• What is being asked
Each record must be retyped in full. No character may differ.

• Material for the task
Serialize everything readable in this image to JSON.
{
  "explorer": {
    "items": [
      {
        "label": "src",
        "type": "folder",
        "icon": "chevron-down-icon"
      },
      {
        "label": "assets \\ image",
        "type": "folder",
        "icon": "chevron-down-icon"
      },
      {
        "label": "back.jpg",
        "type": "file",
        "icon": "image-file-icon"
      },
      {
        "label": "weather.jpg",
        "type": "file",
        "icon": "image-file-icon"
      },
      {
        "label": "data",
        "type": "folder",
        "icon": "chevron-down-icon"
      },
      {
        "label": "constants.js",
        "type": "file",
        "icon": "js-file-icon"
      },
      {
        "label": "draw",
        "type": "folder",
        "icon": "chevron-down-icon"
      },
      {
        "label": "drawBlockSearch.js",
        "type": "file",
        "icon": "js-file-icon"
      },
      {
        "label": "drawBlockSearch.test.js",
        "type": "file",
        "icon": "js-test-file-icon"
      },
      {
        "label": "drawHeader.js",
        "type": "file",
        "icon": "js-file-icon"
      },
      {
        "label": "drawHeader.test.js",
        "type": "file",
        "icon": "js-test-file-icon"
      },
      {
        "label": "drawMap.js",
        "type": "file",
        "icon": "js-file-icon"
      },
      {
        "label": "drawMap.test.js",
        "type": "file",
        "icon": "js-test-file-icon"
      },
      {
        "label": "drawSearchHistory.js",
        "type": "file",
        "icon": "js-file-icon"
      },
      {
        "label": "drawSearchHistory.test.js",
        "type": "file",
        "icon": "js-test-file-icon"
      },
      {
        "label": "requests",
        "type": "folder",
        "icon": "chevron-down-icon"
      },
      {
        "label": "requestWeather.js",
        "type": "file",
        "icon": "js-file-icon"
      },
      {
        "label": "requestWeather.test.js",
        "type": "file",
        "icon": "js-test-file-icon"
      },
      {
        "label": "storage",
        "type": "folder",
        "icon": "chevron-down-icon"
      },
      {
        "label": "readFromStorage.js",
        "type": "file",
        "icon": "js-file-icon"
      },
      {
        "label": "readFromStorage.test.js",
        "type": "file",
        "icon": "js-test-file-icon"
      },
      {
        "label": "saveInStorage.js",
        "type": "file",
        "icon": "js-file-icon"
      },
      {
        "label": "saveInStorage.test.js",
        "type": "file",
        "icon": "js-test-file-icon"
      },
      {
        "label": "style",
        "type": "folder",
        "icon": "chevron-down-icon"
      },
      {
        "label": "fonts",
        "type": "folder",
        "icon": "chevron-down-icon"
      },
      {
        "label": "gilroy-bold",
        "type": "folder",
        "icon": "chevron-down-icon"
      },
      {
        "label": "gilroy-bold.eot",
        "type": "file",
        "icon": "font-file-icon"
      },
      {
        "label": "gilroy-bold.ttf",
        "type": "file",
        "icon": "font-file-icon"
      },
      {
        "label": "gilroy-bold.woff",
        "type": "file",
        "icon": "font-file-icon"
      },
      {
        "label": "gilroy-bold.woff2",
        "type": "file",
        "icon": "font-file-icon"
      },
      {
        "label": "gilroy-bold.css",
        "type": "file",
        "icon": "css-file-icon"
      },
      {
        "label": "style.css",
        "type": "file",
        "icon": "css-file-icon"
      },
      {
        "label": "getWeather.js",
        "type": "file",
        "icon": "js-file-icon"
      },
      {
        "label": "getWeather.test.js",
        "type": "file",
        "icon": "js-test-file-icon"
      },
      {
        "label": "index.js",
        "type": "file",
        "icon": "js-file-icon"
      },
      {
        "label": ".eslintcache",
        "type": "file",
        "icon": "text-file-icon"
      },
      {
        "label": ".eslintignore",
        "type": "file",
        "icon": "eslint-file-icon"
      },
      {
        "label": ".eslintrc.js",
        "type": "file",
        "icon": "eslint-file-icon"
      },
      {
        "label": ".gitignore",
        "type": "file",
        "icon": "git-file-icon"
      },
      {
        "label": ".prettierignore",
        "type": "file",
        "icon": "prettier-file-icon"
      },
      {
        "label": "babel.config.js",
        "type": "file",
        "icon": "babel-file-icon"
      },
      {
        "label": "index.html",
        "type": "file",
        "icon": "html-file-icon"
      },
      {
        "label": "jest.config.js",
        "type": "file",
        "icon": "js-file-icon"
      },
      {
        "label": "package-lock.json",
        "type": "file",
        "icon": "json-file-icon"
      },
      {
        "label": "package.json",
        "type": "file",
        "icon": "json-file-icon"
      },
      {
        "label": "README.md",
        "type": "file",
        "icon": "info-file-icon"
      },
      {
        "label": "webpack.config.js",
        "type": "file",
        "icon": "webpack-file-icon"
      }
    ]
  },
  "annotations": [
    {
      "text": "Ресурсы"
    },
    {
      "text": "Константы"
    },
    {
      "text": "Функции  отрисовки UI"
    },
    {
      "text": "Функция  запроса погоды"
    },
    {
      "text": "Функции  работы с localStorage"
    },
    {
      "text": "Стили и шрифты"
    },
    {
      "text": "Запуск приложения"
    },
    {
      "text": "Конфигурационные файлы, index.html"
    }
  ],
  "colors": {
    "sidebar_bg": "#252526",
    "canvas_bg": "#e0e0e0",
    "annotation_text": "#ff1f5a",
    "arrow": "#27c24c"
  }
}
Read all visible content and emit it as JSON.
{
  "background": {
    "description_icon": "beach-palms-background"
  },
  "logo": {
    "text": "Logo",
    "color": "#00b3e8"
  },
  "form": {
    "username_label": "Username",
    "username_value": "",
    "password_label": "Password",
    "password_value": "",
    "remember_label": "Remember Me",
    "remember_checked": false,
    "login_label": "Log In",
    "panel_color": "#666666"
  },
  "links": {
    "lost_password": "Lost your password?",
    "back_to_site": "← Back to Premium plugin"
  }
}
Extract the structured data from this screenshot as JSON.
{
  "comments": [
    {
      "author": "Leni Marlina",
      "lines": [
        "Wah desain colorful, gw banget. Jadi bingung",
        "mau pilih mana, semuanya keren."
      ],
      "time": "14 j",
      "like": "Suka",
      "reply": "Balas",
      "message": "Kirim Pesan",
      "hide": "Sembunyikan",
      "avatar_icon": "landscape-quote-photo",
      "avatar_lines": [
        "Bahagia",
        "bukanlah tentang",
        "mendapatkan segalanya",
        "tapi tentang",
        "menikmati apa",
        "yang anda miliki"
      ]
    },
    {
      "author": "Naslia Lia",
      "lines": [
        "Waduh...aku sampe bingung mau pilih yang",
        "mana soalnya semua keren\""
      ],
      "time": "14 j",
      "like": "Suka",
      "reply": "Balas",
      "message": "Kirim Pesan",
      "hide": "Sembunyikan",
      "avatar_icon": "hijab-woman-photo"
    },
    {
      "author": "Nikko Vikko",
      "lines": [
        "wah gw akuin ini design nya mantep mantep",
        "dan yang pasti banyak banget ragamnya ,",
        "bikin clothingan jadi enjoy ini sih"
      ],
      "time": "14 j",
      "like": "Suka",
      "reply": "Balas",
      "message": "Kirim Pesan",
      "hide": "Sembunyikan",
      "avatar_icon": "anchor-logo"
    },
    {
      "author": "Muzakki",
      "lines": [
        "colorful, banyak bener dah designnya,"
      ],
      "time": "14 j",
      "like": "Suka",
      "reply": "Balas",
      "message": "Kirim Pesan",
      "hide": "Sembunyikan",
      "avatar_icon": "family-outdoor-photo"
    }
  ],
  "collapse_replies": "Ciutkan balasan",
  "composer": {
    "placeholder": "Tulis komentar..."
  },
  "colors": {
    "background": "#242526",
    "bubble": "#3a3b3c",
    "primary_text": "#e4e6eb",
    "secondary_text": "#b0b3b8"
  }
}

• Written reply
Serialize everything readable in this image to JSON.
{
  "explorer": {
    "items": [
      {
        "label": "src",
        "type": "folder",
        "icon": "chevron-down-icon"
      },
      {
        "label": "assets \\ image",
        "type": "folder",
        "icon": "chevron-down-icon"
      },
      {
        "label": "back.jpg",
        "type": "file",
        "icon": "image-file-icon"
      },
      {
        "label": "weather.jpg",
        "type": "file",
        "icon": "image-file-icon"
      },
      {
        "label": "data",
        "type": "folder",
        "icon": "chevron-down-icon"
      },
      {
        "label": "constants.js",
        "type": "file",
        "icon": "js-file-icon"
      },
      {
        "label": "draw",
        "type": "folder",
        "icon": "chevron-down-icon"
      },
      {
        "label": "drawBlockSearch.js",
        "type": "file",
        "icon": "js-file-icon"
      },
      {
        "label": "drawBlockSearch.test.js",
        "type": "file",
        "icon": "js-test-file-icon"
      },
      {
        "label": "drawHeader.js",
        "type": "file",
        "icon": "js-file-icon"
      },
      {
        "label": "drawHeader.test.js",
        "type": "file",
        "icon": "js-test-file-icon"
      },
      {
        "label": "drawMap.js",
        "type": "file",
        "icon": "js-file-icon"
      },
      {
        "label": "drawMap.test.js",
        "type": "file",
        "icon": "js-test-file-icon"
      },
      {
        "label": "drawSearchHistory.js",
        "type": "file",
        "icon": "js-file-icon"
      },
      {
        "label": "drawSearchHistory.test.js",
        "type": "file",
        "icon": "js-test-file-icon"
      },
      {
        "label": "requests",
        "type": "folder",
        "icon": "chevron-down-icon"
      },
      {
        "label": "requestWeather.js",
        "type": "file",
        "icon": "js-file-icon"
      },
      {
        "label": "requestWeather.test.js",
        "type": "file",
        "icon": "js-test-file-icon"
      },
      {
        "label": "storage",
        "type": "folder",
        "icon": "chevron-down-icon"
      },
      {
        "label": "readFromStorage.js",
        "type": "file",
        "icon": "js-file-icon"
      },
      {
        "label": "readFromStorage.test.js",
        "type": "file",
        "icon": "js-test-file-icon"
      },
      {
        "label": "saveInStorage.js",
        "type": "file",
        "icon": "js-file-icon"
      },
      {
        "label": "saveInStorage.test.js",
        "type": "file",
        "icon": "js-test-file-icon"
      },
      {
        "label": "style",
        "type": "folder",
        "icon": "chevron-down-icon"
      },
      {
        "label": "fonts",
        "type": "folder",
        "icon": "chevron-down-icon"
      },
      {
        "label": "gilroy-bold",
        "type": "folder",
        "icon": "chevron-down-icon"
      },
      {
        "label": "gilroy-bold.eot",
        "type": "file",
        "icon": "font-file-icon"
      },
      {
        "label": "gilroy-bold.ttf",
        "type": "file",
        "icon": "font-file-icon"
      },
      {
        "label": "gilroy-bold.woff",
        "type": "file",
        "icon": "font-file-icon"
      },
      {
        "label": "gilroy-bold.woff2",
        "type": "file",
        "icon": "font-file-icon"
      },
      {
        "label": "gilroy-bold.css",
        "type": "file",
        "icon": "css-file-icon"
      },
      {
        "label": "style.css",
        "type": "file",
        "icon": "css-file-icon"
      },
      {
        "label": "getWeather.js",
        "type": "file",
        "icon": "js-file-icon"
      },
      {
        "label": "getWeather.test.js",
        "type": "file",
        "icon": "js-test-file-icon"
      },
      {
        "label": "index.js",
        "type": "file",
        "icon": "js-file-icon"
      },
      {
        "label": ".eslintcache",
        "type": "file",
        "icon": "text-file-icon"
      },
      {
        "label": ".eslintignore",
        "type": "file",
        "icon": "eslint-file-icon"
      },
      {
        "label": ".eslintrc.js",
        "type": "file",
        "icon": "eslint-file-icon"
      },
      {
        "label": ".gitignore",
        "type": "file",
        "icon": "git-file-icon"
      },
      {
        "label": ".prettierignore",
        "type": "file",
        "icon": "prettier-file-icon"
      },
      {
        "label": "babel.config.js",
        "type": "file",
        "icon": "babel-file-icon"
      },
      {
        "label": "index.html",
        "type": "file",
        "icon": "html-file-icon"
      },
      {
        "label": "jest.config.js",
        "type": "file",
        "icon": "js-file-icon"
      },
      {
        "label": "package-lock.json",
        "type": "file",
        "icon": "json-file-icon"
      },
      {
        "label": "package.json",
        "type": "file",
        "icon": "json-file-icon"
      },
      {
        "label": "README.md",
        "type": "file",
        "icon": "info-file-icon"
      },
      {
        "label": "webpack.config.js",
        "type": "file",
        "icon": "webpack-file-icon"
      }
    ]
  },
  "annotations": [
    {
      "text": "Ресурсы"
    },
    {
      "text": "Константы"
    },
    {
      "text": "Функции  отрисовки UI"
    },
    {
      "text": "Функция  запроса погоды"
    },
    {
      "text": "Функции  работы с localStorage"
    },
    {
      "text": "Стили и шрифты"
    },
    {
      "text": "Запуск приложения"
    },
    {
      "text": "Конфигурационные файлы, index.html"
    }
  ],
  "colors": {
    "sidebar_bg": "#252526",
    "canvas_bg": "#e0e0e0",
    "annotation_text": "#ff1f5a",
    "arrow": "#27c24c"
  }
}
Read all visible content and emit it as JSON.
{
  "background": {
    "description_icon": "beach-palms-background"
  },
  "logo": {
    "text": "Logo",
    "color": "#00b3e8"
  },
  "form": {
    "username_label": "Username",
    "username_value": "",
    "password_label": "Password",
    "password_value": "",
    "remember_label": "Remember Me",
    "remember_checked": false,
    "login_label": "Log In",
    "panel_color": "#666666"
  },
  "links": {
    "lost_password": "Lost your password?",
    "back_to_site": "← Back to Premium plugin"
  }
}
Extract the structured data from this screenshot as JSON.
{
  "comments": [
    {
      "author": "Leni Marlina",
      "lines": [
        "Wah desain colorful, gw banget. Jadi bingung",
        "mau pilih mana, semuanya keren."
      ],
      "time": "14 j",
      "like": "Suka",
      "reply": "Balas",
      "message": "Kirim Pesan",
      "hide": "Sembunyikan",
      "avatar_icon": "landscape-quote-photo",
      "avatar_lines": [
        "Bahagia",
        "bukanlah tentang",
        "mendapatkan segalanya",
        "tapi tentang",
        "menikmati apa",
        "yang anda miliki"
      ]
    },
    {
      "author": "Naslia Lia",
      "lines": [
        "Waduh...aku sampe bingung mau pilih yang",
        "mana soalnya semua keren\""
      ],
      "time": "14 j",
      "like": "Suka",
      "reply": "Balas",
      "message": "Kirim Pesan",
      "hide": "Sembunyikan",
      "avatar_icon": "hijab-woman-photo"
    },
    {
      "author": "Nikko Vikko",
      "lines": [
        "wah gw akuin ini design nya mantep mantep",
        "dan yang pasti banyak banget ragamnya ,",
        "bikin clothingan jadi enjoy ini sih"
      ],
      "time": "14 j",
      "like": "Suka",
      "reply": "Balas",
      "message": "Kirim Pesan",
      "hide": "Sembunyikan",
      "avatar_icon": "anchor-logo"
    },
    {
      "author": "Muzakki",
      "lines": [
        "colorful, banyak bener dah designnya,"
      ],
      "time": "14 j",
      "like": "Suka",
      "reply": "Balas",
      "message": "Kirim Pesan",
      "hide": "Sembunyikan",
      "avatar_icon": "family-outdoor-photo"
    }
  ],
  "collapse_replies": "Ciutkan balasan",
  "composer": {
    "placeholder": "Tulis komentar..."
  },
  "colors": {
    "background": "#242526",
    "bubble": "#3a3b3c",
    "primary_text": "#e4e6eb",
    "secondary_text": "#b0b3b8"
  }
}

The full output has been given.